- _YOUR TASK_
Work out how many lines hold "разрабатываются". Give the number and nothing else.

** Start **

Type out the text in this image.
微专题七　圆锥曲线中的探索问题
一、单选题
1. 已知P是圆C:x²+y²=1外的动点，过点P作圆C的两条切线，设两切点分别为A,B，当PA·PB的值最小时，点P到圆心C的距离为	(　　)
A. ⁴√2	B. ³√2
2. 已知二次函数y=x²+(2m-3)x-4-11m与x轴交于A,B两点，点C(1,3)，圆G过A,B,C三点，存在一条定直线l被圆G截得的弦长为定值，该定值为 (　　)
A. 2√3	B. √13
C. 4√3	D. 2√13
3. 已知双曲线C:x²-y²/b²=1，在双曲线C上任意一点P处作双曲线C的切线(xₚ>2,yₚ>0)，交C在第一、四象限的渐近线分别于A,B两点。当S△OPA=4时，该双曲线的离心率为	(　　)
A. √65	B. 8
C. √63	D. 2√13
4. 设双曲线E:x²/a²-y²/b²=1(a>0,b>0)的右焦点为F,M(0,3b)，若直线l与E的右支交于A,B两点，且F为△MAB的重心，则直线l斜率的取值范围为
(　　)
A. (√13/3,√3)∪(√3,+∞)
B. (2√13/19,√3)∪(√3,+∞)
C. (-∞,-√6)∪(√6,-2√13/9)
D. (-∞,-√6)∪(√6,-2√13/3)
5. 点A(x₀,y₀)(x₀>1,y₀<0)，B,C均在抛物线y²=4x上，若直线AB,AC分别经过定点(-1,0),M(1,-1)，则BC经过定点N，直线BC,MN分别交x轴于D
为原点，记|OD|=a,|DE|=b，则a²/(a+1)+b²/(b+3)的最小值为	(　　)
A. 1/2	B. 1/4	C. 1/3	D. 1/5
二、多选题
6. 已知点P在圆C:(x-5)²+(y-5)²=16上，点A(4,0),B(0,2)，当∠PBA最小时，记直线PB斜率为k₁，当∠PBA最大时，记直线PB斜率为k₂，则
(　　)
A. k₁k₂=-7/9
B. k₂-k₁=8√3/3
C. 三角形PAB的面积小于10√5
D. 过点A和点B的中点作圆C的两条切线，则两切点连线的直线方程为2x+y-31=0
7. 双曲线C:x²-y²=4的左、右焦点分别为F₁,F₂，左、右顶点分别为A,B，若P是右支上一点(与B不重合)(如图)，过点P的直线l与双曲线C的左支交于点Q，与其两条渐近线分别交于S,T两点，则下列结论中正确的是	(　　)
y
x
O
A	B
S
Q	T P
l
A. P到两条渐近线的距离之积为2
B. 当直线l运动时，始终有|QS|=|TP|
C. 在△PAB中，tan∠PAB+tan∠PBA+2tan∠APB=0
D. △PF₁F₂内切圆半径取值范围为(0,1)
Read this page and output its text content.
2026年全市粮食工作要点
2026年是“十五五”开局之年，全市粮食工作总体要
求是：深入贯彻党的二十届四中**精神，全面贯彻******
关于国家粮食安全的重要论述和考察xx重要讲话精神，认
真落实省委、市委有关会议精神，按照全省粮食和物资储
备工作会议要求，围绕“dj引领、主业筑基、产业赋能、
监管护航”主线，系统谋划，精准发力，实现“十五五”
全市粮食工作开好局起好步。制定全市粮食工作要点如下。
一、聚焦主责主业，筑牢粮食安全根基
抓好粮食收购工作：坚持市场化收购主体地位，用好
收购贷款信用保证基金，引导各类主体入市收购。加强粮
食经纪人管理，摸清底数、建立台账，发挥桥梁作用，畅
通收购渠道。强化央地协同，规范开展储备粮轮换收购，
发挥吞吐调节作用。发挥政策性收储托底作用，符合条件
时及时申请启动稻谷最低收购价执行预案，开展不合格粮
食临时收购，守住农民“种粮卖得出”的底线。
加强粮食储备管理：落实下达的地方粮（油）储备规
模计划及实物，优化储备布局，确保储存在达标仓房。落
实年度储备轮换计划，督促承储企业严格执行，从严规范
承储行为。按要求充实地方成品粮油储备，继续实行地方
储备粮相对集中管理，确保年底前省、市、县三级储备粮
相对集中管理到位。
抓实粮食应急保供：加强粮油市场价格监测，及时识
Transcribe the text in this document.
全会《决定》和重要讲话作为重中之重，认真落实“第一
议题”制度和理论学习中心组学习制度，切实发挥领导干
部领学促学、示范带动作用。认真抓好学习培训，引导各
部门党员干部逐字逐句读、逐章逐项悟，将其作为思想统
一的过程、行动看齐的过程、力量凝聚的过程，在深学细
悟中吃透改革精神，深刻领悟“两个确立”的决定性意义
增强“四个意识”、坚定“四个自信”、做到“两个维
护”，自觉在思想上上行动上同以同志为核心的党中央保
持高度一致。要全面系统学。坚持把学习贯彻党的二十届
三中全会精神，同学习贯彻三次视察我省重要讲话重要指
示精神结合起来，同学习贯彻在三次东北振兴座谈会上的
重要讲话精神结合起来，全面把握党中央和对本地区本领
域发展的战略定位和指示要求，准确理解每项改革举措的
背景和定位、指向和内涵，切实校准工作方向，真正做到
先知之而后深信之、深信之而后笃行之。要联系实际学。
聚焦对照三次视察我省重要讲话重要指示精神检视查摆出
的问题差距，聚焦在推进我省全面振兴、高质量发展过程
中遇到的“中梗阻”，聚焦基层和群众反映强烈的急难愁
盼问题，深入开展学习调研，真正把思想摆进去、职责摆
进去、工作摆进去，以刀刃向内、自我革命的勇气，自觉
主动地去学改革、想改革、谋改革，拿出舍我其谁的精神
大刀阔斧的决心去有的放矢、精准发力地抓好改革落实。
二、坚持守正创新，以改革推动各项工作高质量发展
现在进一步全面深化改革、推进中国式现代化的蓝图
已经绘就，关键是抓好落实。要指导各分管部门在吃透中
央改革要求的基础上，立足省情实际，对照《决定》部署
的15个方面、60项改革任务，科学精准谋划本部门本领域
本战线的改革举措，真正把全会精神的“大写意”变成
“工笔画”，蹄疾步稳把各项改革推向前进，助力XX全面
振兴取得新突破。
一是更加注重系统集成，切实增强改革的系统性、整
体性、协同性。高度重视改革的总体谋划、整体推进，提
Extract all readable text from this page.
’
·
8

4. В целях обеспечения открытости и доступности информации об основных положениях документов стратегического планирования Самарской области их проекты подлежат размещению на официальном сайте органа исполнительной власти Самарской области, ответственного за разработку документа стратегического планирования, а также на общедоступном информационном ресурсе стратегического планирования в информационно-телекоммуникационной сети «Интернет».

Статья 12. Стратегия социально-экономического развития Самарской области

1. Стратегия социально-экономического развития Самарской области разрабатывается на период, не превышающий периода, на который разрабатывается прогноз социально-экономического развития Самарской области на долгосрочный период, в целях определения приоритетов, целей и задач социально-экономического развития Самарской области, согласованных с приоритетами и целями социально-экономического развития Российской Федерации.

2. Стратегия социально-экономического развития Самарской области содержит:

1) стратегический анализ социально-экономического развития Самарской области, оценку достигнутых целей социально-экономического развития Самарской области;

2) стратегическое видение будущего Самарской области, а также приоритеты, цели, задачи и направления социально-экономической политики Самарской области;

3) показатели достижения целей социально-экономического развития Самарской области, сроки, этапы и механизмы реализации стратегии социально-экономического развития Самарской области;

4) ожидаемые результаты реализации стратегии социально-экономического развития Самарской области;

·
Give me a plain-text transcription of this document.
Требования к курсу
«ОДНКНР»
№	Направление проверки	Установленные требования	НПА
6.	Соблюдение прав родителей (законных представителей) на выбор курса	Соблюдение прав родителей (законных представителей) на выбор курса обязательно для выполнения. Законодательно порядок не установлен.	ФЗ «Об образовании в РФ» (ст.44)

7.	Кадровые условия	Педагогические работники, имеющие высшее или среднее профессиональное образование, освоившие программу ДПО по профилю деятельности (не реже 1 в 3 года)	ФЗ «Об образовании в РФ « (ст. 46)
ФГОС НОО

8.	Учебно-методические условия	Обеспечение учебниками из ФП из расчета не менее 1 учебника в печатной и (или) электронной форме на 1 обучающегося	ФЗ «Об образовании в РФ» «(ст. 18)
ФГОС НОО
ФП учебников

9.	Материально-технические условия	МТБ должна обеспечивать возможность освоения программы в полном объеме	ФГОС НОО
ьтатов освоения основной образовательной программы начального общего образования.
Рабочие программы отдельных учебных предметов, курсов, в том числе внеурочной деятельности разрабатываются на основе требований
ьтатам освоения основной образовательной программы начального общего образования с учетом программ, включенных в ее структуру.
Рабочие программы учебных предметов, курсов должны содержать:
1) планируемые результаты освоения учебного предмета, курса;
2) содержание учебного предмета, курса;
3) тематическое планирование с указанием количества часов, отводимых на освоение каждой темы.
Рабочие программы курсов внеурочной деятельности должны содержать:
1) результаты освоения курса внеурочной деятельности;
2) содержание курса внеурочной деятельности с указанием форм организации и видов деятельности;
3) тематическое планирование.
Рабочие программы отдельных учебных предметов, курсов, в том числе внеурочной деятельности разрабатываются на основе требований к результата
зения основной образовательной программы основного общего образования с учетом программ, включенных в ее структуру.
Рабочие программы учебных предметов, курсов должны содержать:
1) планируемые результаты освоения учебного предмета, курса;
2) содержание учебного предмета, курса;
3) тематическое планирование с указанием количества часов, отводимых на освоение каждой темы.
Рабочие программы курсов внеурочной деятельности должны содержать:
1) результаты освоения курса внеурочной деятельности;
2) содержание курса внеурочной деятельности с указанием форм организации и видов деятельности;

** End **

- _EXERCISE RESULT_
2